WHAT TO DO.
Repeat every line of the material, character for character.

DATASET CONTENT.

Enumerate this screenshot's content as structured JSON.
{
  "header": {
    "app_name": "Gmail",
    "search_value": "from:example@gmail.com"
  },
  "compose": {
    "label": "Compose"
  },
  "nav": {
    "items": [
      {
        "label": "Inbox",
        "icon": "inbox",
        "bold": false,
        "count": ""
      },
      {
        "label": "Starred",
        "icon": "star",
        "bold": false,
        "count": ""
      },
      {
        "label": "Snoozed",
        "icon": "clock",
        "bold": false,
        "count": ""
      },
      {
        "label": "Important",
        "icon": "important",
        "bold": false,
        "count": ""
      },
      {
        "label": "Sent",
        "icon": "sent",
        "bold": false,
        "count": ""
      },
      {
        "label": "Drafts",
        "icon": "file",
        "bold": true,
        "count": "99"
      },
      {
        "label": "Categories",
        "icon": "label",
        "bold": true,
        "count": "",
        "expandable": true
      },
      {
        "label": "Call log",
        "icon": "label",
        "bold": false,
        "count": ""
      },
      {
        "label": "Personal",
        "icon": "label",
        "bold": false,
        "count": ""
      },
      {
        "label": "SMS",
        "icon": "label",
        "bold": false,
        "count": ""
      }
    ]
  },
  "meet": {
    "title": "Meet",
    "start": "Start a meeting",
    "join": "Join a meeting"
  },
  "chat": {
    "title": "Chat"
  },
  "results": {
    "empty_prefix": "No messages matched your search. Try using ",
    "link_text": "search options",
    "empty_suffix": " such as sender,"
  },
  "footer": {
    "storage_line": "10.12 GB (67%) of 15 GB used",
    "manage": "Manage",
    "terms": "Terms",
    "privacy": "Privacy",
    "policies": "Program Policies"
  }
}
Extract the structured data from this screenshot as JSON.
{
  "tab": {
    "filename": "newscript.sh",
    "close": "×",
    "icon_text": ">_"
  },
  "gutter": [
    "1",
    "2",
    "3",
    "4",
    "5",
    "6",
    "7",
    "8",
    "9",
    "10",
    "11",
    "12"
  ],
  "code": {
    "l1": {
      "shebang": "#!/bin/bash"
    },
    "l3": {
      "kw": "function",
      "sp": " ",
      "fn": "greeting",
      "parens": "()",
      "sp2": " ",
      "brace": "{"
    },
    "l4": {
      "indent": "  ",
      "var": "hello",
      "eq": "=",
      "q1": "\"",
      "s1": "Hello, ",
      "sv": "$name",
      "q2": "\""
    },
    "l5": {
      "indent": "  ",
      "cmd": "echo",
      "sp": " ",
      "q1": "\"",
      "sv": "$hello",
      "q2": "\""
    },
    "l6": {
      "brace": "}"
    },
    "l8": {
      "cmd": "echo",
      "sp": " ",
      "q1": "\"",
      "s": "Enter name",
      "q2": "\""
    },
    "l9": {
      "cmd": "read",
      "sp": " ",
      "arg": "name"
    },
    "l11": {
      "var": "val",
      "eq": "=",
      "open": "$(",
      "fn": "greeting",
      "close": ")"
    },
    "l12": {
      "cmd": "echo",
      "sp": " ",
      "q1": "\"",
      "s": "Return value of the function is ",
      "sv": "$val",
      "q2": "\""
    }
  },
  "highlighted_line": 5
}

SOLVED EXERCISE.
Enumerate this screenshot's content as structured JSON.
{
  "header": {
    "app_name": "Gmail",
    "search_value": "from:example@gmail.com"
  },
  "compose": {
    "label": "Compose"
  },
  "nav": {
    "items": [
      {
        "label": "Inbox",
        "icon": "inbox",
        "bold": false,
        "count": ""
      },
      {
        "label": "Starred",
        "icon": "star",
        "bold": false,
        "count": ""
      },
      {
        "label": "Snoozed",
        "icon": "clock",
        "bold": false,
        "count": ""
      },
      {
        "label": "Important",
        "icon": "important",
        "bold": false,
        "count": ""
      },
      {
        "label": "Sent",
        "icon": "sent",
        "bold": false,
        "count": ""
      },
      {
        "label": "Drafts",
        "icon": "file",
        "bold": true,
        "count": "99"
      },
      {
        "label": "Categories",
        "icon": "label",
        "bold": true,
        "count": "",
        "expandable": true
      },
      {
        "label": "Call log",
        "icon": "label",
        "bold": false,
        "count": ""
      },
      {
        "label": "Personal",
        "icon": "label",
        "bold": false,
        "count": ""
      },
      {
        "label": "SMS",
        "icon": "label",
        "bold": false,
        "count": ""
      }
    ]
  },
  "meet": {
    "title": "Meet",
    "start": "Start a meeting",
    "join": "Join a meeting"
  },
  "chat": {
    "title": "Chat"
  },
  "results": {
    "empty_prefix": "No messages matched your search. Try using ",
    "link_text": "search options",
    "empty_suffix": " such as sender,"
  },
  "footer": {
    "storage_line": "10.12 GB (67%) of 15 GB used",
    "manage": "Manage",
    "terms": "Terms",
    "privacy": "Privacy",
    "policies": "Program Policies"
  }
}
Extract the structured data from this screenshot as JSON.
{
  "tab": {
    "filename": "newscript.sh",
    "close": "×",
    "icon_text": ">_"
  },
  "gutter": [
    "1",
    "2",
    "3",
    "4",
    "5",
    "6",
    "7",
    "8",
    "9",
    "10",
    "11",
    "12"
  ],
  "code": {
    "l1": {
      "shebang": "#!/bin/bash"
    },
    "l3": {
      "kw": "function",
      "sp": " ",
      "fn": "greeting",
      "parens": "()",
      "sp2": " ",
      "brace": "{"
    },
    "l4": {
      "indent": "  ",
      "var": "hello",
      "eq": "=",
      "q1": "\"",
      "s1": "Hello, ",
      "sv": "$name",
      "q2": "\""
    },
    "l5": {
      "indent": "  ",
      "cmd": "echo",
      "sp": " ",
      "q1": "\"",
      "sv": "$hello",
      "q2": "\""
    },
    "l6": {
      "brace": "}"
    },
    "l8": {
      "cmd": "echo",
      "sp": " ",
      "q1": "\"",
      "s": "Enter name",
      "q2": "\""
    },
    "l9": {
      "cmd": "read",
      "sp": " ",
      "arg": "name"
    },
    "l11": {
      "var": "val",
      "eq": "=",
      "open": "$(",
      "fn": "greeting",
      "close": ")"
    },
    "l12": {
      "cmd": "echo",
      "sp": " ",
      "q1": "\"",
      "s": "Return value of the function is ",
      "sv": "$val",
      "q2": "\""
    }
  },
  "highlighted_line": 5
}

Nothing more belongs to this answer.